INSTRUCTIONS FOR THE TASK:
For every line in the data below that contains "image", copy the line.

--- begin DATASET ENTRIES ---

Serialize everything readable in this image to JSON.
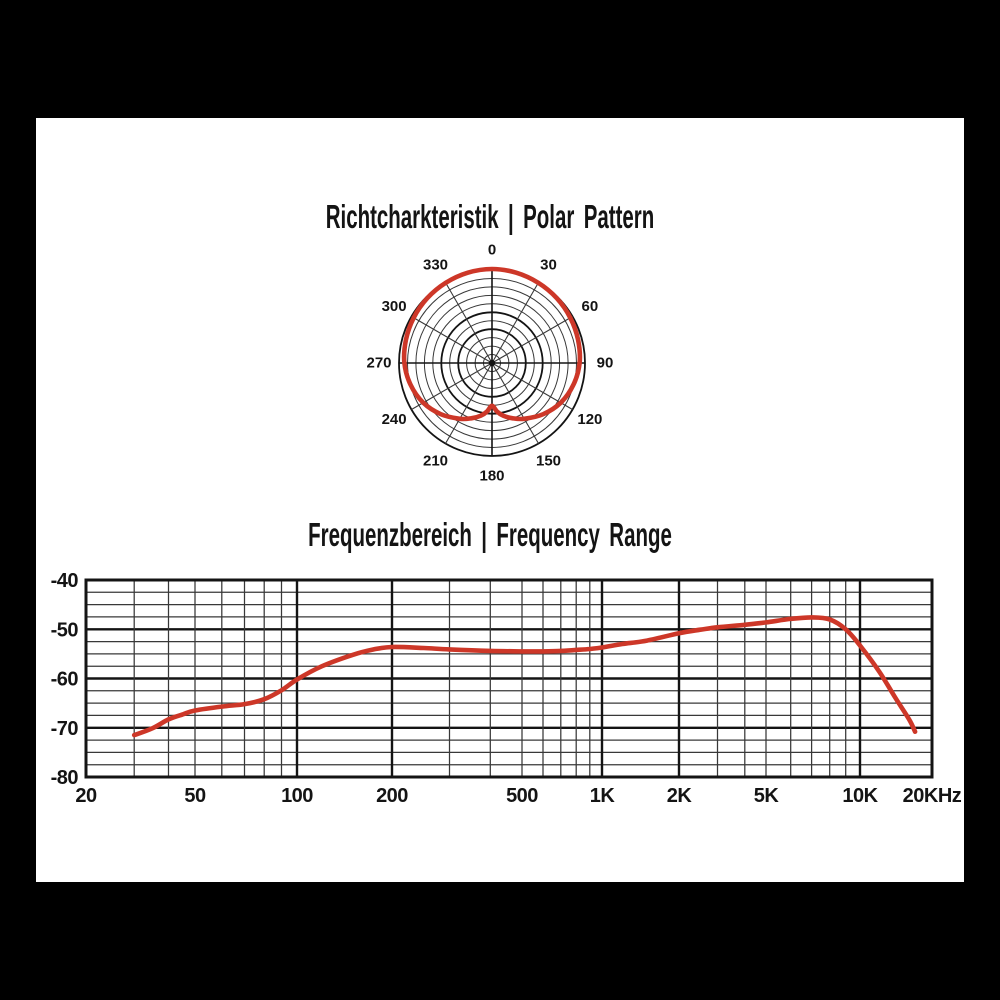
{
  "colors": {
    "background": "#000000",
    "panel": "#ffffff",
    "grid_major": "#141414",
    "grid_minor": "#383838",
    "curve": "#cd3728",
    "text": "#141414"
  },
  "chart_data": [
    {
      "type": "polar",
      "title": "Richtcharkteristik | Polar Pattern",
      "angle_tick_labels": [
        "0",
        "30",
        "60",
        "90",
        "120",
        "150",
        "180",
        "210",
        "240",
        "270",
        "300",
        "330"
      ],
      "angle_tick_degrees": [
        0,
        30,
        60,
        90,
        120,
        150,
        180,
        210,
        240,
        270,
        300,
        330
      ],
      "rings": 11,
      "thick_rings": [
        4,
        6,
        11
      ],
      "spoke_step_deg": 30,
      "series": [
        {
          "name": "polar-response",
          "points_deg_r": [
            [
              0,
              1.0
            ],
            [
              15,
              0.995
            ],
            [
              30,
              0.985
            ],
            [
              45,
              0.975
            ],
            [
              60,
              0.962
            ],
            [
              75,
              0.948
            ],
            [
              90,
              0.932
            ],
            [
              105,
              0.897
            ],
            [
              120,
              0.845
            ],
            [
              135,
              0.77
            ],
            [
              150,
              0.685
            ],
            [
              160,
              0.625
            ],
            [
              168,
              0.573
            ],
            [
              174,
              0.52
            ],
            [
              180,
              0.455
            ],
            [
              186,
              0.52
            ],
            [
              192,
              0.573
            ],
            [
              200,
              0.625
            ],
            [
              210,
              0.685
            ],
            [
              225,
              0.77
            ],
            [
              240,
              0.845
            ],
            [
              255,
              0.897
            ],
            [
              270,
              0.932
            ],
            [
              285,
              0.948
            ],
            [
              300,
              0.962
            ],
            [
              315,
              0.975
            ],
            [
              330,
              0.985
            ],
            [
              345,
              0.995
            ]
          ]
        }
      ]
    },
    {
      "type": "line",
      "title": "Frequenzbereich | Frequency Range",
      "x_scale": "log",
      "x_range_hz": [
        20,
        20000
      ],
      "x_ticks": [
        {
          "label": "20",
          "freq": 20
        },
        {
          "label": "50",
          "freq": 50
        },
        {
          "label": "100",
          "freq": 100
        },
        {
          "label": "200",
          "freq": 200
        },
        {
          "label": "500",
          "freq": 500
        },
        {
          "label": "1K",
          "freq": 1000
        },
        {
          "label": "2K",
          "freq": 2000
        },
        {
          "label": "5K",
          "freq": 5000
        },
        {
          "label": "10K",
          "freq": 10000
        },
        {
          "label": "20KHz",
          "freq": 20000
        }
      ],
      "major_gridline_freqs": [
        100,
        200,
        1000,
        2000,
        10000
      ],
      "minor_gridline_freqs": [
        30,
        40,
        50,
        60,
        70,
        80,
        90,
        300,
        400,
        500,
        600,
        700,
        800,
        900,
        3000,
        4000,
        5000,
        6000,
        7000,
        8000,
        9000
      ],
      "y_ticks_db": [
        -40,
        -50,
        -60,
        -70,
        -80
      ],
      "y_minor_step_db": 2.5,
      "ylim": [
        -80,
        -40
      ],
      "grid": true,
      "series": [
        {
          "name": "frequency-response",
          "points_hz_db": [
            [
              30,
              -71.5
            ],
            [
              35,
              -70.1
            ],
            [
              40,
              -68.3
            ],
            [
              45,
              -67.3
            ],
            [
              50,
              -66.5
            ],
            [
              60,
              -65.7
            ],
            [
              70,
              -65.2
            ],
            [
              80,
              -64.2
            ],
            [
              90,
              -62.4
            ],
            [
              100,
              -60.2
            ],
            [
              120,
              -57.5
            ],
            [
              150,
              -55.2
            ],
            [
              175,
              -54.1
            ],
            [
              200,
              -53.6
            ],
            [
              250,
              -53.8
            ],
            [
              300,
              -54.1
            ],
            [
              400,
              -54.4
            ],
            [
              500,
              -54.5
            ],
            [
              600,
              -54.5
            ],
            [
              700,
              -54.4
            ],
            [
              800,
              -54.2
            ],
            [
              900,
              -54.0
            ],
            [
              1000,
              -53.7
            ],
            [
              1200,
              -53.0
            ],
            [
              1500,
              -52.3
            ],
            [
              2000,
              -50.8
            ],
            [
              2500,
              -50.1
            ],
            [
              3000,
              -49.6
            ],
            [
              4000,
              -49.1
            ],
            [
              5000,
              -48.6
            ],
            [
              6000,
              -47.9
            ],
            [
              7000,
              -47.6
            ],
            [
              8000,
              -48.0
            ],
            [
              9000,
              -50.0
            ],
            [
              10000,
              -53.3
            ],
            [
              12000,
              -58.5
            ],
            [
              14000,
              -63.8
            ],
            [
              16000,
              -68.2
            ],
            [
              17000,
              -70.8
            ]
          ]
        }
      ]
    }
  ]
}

--- end DATASET ENTRIES ---
--- begin DATASET ENTRIES ---

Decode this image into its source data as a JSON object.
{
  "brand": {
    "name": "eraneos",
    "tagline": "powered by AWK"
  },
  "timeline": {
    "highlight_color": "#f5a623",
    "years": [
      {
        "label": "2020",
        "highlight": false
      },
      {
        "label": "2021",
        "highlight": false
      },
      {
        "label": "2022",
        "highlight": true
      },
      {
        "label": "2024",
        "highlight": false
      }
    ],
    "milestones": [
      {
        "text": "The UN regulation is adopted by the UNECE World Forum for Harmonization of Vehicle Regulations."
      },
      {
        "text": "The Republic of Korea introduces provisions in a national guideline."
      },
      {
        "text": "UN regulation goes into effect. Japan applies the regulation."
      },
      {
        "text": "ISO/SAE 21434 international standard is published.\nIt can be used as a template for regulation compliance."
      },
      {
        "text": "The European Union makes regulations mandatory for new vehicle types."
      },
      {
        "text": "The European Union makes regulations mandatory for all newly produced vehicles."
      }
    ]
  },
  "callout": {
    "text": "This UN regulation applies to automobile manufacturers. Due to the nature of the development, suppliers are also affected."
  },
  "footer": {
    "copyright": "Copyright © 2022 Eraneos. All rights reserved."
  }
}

--- end DATASET ENTRIES ---

SOLVED EXERCISE:
Serialize everything readable in this image to JSON.
Decode this image into its source data as a JSON object.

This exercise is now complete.